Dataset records
--- begin ---

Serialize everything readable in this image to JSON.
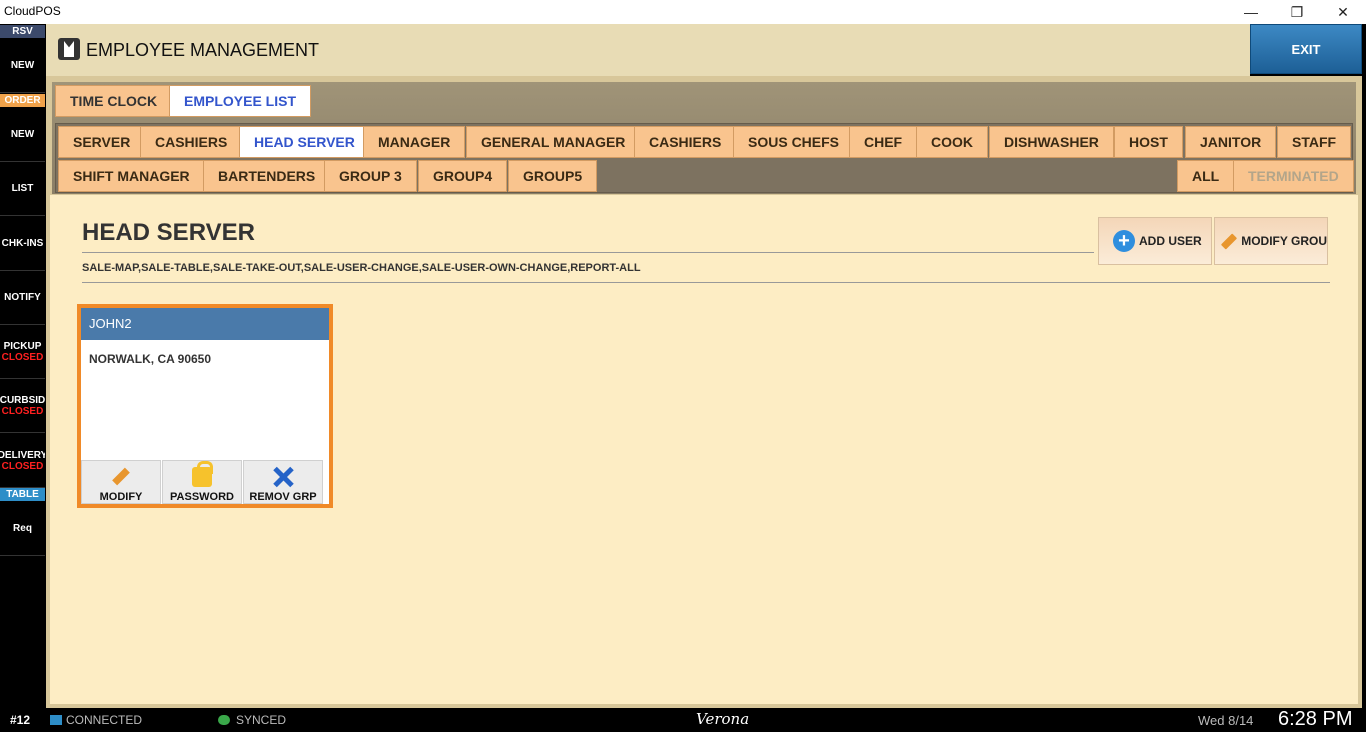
{
  "window": {
    "title": "CloudPOS",
    "minimize": "—",
    "restore": "❐",
    "close": "✕"
  },
  "sidebar": {
    "rsv_header": "RSV",
    "order_header": "ORDER",
    "table_header": "TABLE",
    "items": [
      {
        "label": "NEW"
      },
      {
        "label": "NEW"
      },
      {
        "label": "LIST"
      },
      {
        "label": "CHK-INS"
      },
      {
        "label": "NOTIFY"
      },
      {
        "label": "PICKUP",
        "status": "CLOSED"
      },
      {
        "label": "CURBSID",
        "status": "CLOSED"
      },
      {
        "label": "DELIVERY",
        "status": "CLOSED"
      },
      {
        "label": "Req"
      }
    ],
    "colors": {
      "rsv": "#3c4a6b",
      "order": "#f0a24a",
      "table": "#2e8ec8",
      "closed": "#ff2020"
    }
  },
  "header": {
    "title": "EMPLOYEE MANAGEMENT",
    "exit_label": "EXIT"
  },
  "tabs": [
    {
      "label": "TIME CLOCK"
    },
    {
      "label": "EMPLOYEE LIST"
    }
  ],
  "groups_row1": [
    "SERVER",
    "CASHIERS",
    "HEAD SERVER",
    "MANAGER",
    "GENERAL MANAGER",
    "CASHIERS",
    "SOUS CHEFS",
    "CHEF",
    "COOK",
    "DISHWASHER",
    "HOST",
    "JANITOR",
    "STAFF"
  ],
  "groups_row2": [
    "SHIFT MANAGER",
    "BARTENDERS",
    "GROUP 3",
    "GROUP4",
    "GROUP5"
  ],
  "filters": {
    "all": "ALL",
    "terminated": "TERMINATED"
  },
  "group_detail": {
    "title": "HEAD SERVER",
    "permissions": "SALE-MAP,SALE-TABLE,SALE-TAKE-OUT,SALE-USER-CHANGE,SALE-USER-OWN-CHANGE,REPORT-ALL",
    "add_user_label": "ADD USER",
    "modify_group_label": "MODIFY GROU"
  },
  "employee": {
    "name": "JOHN2",
    "address": "NORWALK, CA 90650",
    "modify_label": "MODIFY",
    "password_label": "PASSWORD",
    "remove_label": "REMOV GRP"
  },
  "status": {
    "station": "#12",
    "connected": "CONNECTED",
    "synced": "SYNCED",
    "location": "Verona",
    "date": "Wed 8/14",
    "time": "6:28 PM"
  }
}
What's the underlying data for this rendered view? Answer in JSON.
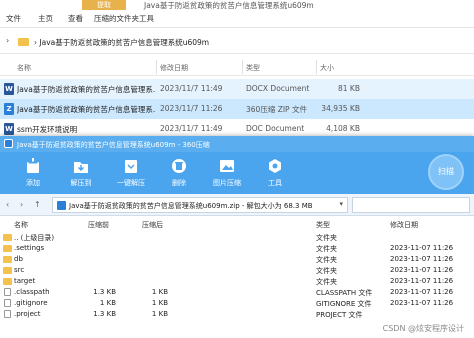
{
  "explorer": {
    "tabs": {
      "file": "文件",
      "home": "主页",
      "view": "查看",
      "compressed_tools": "压缩的文件夹工具",
      "extract": "提取"
    },
    "context_title": "Java基于防返贫政策的贫苦户信息管理系统u609m",
    "breadcrumb": "Java基于防返贫政策的贫苦户信息管理系统u609m",
    "columns": {
      "name": "名称",
      "date": "修改日期",
      "type": "类型",
      "size": "大小"
    },
    "files": [
      {
        "name": "Java基于防返贫政策的贫苦户信息管理系...",
        "date": "2023/11/7 11:49",
        "type": "DOCX Document",
        "size": "81 KB",
        "icon": "W",
        "icon_color": "#2b579a"
      },
      {
        "name": "Java基于防返贫政策的贫苦户信息管理系...",
        "date": "2023/11/7 11:26",
        "type": "360压缩 ZIP 文件",
        "size": "34,935 KB",
        "icon": "Z",
        "icon_color": "#2c7fd6"
      },
      {
        "name": "ssm开发环境说明",
        "date": "2023/11/7 11:49",
        "type": "DOC Document",
        "size": "4,108 KB",
        "icon": "W",
        "icon_color": "#2b579a"
      }
    ]
  },
  "zip": {
    "title": "Java基于防返贫政策的贫苦户信息管理系统u609m - 360压缩",
    "toolbar": [
      {
        "label": "添加",
        "icon": "add-icon"
      },
      {
        "label": "解压到",
        "icon": "extract-to-icon"
      },
      {
        "label": "一键解压",
        "icon": "one-click-extract-icon"
      },
      {
        "label": "删除",
        "icon": "delete-icon"
      },
      {
        "label": "图片压缩",
        "icon": "image-compress-icon"
      },
      {
        "label": "工具",
        "icon": "tools-icon"
      }
    ],
    "scan_label": "扫描",
    "path_text": "Java基于防返贫政策的贫苦户信息管理系统u609m.zip - 解包大小为 68.3 MB",
    "columns": {
      "name": "名称",
      "size": "压缩前",
      "compressed": "压缩后",
      "type": "类型",
      "date": "修改日期"
    },
    "rows": [
      {
        "name": ".. (上级目录)",
        "size": "",
        "compressed": "",
        "type": "文件夹",
        "date": "",
        "kind": "folder"
      },
      {
        "name": ".settings",
        "size": "",
        "compressed": "",
        "type": "文件夹",
        "date": "2023-11-07 11:26",
        "kind": "folder"
      },
      {
        "name": "db",
        "size": "",
        "compressed": "",
        "type": "文件夹",
        "date": "2023-11-07 11:26",
        "kind": "folder"
      },
      {
        "name": "src",
        "size": "",
        "compressed": "",
        "type": "文件夹",
        "date": "2023-11-07 11:26",
        "kind": "folder"
      },
      {
        "name": "target",
        "size": "",
        "compressed": "",
        "type": "文件夹",
        "date": "2023-11-07 11:26",
        "kind": "folder"
      },
      {
        "name": ".classpath",
        "size": "1.3 KB",
        "compressed": "1 KB",
        "type": "CLASSPATH 文件",
        "date": "2023-11-07 11:26",
        "kind": "file"
      },
      {
        "name": ".gitignore",
        "size": "1 KB",
        "compressed": "1 KB",
        "type": "GITIGNORE 文件",
        "date": "2023-11-07 11:26",
        "kind": "file"
      },
      {
        "name": ".project",
        "size": "1.3 KB",
        "compressed": "1 KB",
        "type": "PROJECT 文件",
        "date": "2023-11-07 11:26",
        "kind": "file"
      }
    ]
  },
  "watermark": "CSDN @炫安程序设计"
}
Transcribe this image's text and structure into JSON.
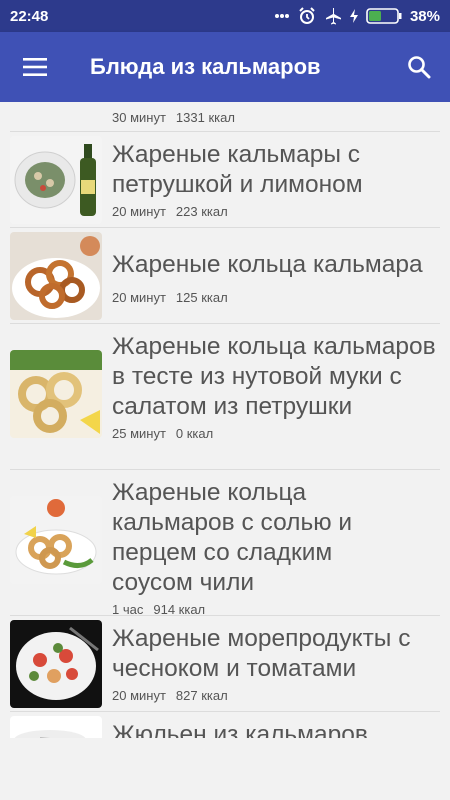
{
  "status": {
    "time": "22:48",
    "battery": "38%"
  },
  "app_bar": {
    "title": "Блюда из кальмаров"
  },
  "list": [
    {
      "name": "",
      "time": "30 минут",
      "kcal": "1331 ккал"
    },
    {
      "name": "Жареные кальмары с петрушкой и лимоном",
      "time": "20 минут",
      "kcal": "223 ккал"
    },
    {
      "name": "Жареные кольца кальмара",
      "time": "20 минут",
      "kcal": "125 ккал"
    },
    {
      "name": "Жареные кольца кальмаров в тесте из нутовой муки с салатом из петрушки",
      "time": "25 минут",
      "kcal": "0 ккал"
    },
    {
      "name": "Жареные кольца кальмаров с солью и перцем со сладким соусом чили",
      "time": "1 час",
      "kcal": "914 ккал"
    },
    {
      "name": "Жареные морепродукты с чесноком и томатами",
      "time": "20 минут",
      "kcal": "827 ккал"
    },
    {
      "name": "Жюльен из кальмаров",
      "time": "",
      "kcal": ""
    }
  ],
  "colors": {
    "status_bar": "#2d3a8c",
    "app_bar": "#3f51b5",
    "background": "#f2f2f2"
  }
}
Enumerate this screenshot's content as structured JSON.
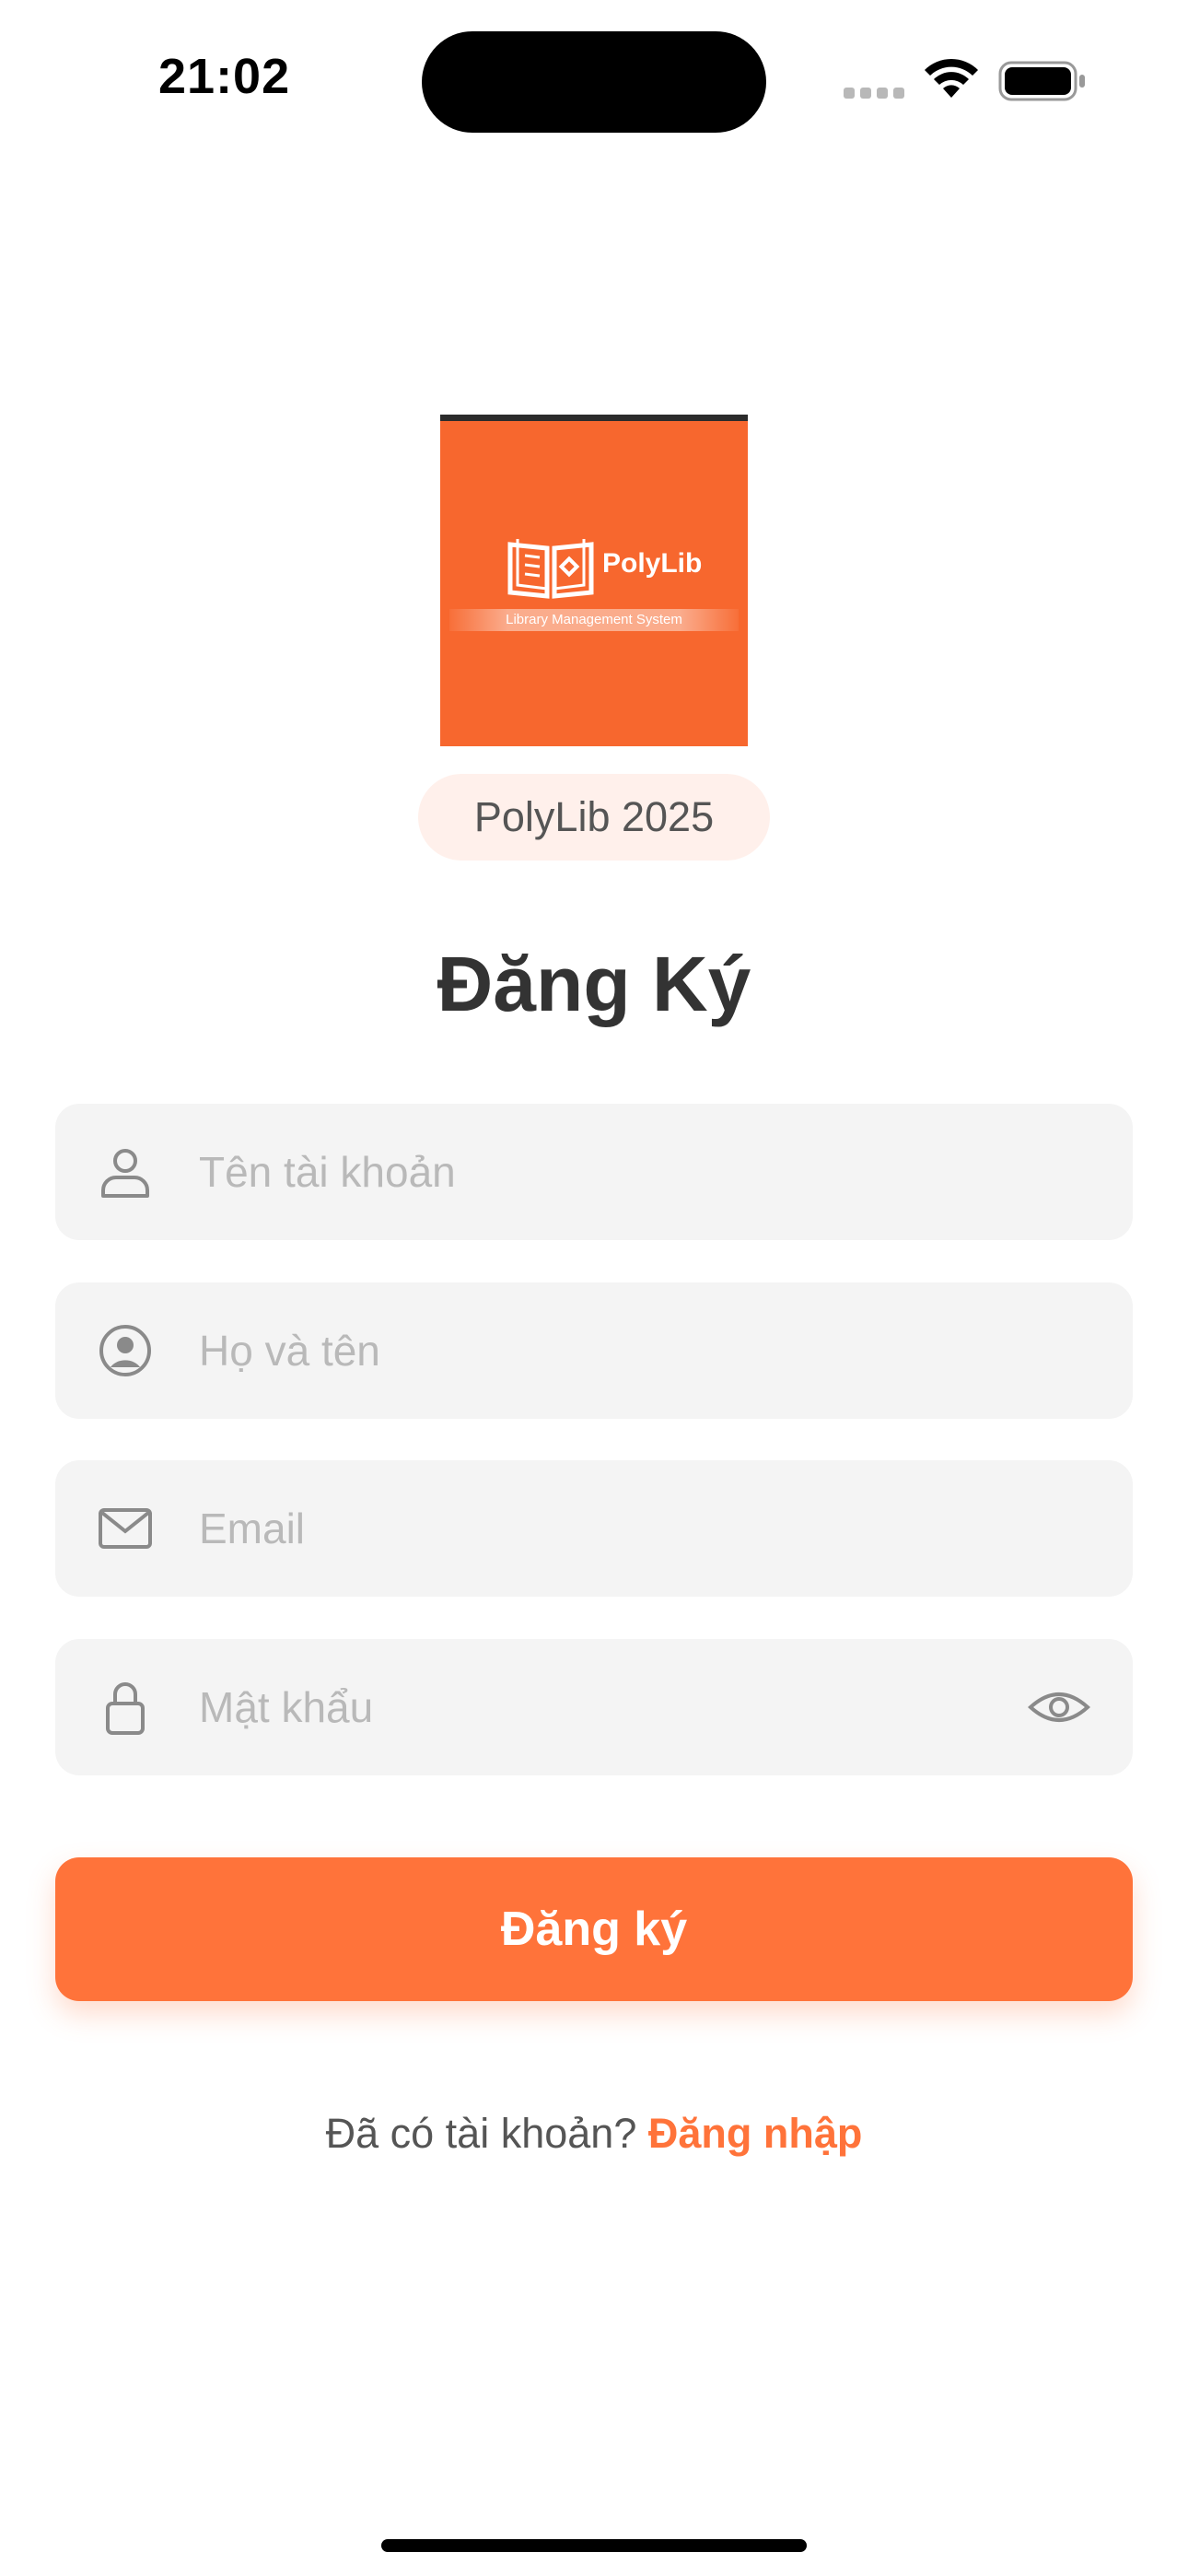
{
  "status_bar": {
    "time": "21:02"
  },
  "logo": {
    "brand": "PolyLib",
    "tagline": "Library Management System"
  },
  "badge": "PolyLib 2025",
  "title": "Đăng Ký",
  "fields": {
    "username": {
      "placeholder": "Tên tài khoản",
      "icon": "user-outline-icon"
    },
    "fullname": {
      "placeholder": "Họ và tên",
      "icon": "user-circle-icon"
    },
    "email": {
      "placeholder": "Email",
      "icon": "envelope-icon"
    },
    "password": {
      "placeholder": "Mật khẩu",
      "icon": "lock-icon",
      "toggle_icon": "eye-icon"
    }
  },
  "submit_label": "Đăng ký",
  "footer": {
    "prompt": "Đã có tài khoản?",
    "link": "Đăng nhập"
  },
  "colors": {
    "accent": "#ff733a",
    "logo_bg": "#f7672e",
    "field_bg": "#f4f4f4"
  }
}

--- end ---

- [DIRECTION]: With pictures omitted, reproduce exactly the lines from the line containing "Enumerate this screenshot's" through the end of the data above.

- [SOLUTION FOR THIS PROBLEM]:
Enumerate this screenshot's content as structured JSON.
{
  "status_bar": {
    "time": "21:02"
  },
  "logo": {
    "brand": "PolyLib",
    "tagline": "Library Management System"
  },
  "badge": "PolyLib 2025",
  "title": "Đăng Ký",
  "fields": {
    "username": {
      "placeholder": "Tên tài khoản",
      "icon": "user-outline-icon"
    },
    "fullname": {
      "placeholder": "Họ và tên",
      "icon": "user-circle-icon"
    },
    "email": {
      "placeholder": "Email",
      "icon": "envelope-icon"
    },
    "password": {
      "placeholder": "Mật khẩu",
      "icon": "lock-icon",
      "toggle_icon": "eye-icon"
    }
  },
  "submit_label": "Đăng ký",
  "footer": {
    "prompt": "Đã có tài khoản?",
    "link": "Đăng nhập"
  },
  "colors": {
    "accent": "#ff733a",
    "logo_bg": "#f7672e",
    "field_bg": "#f4f4f4"
  }
}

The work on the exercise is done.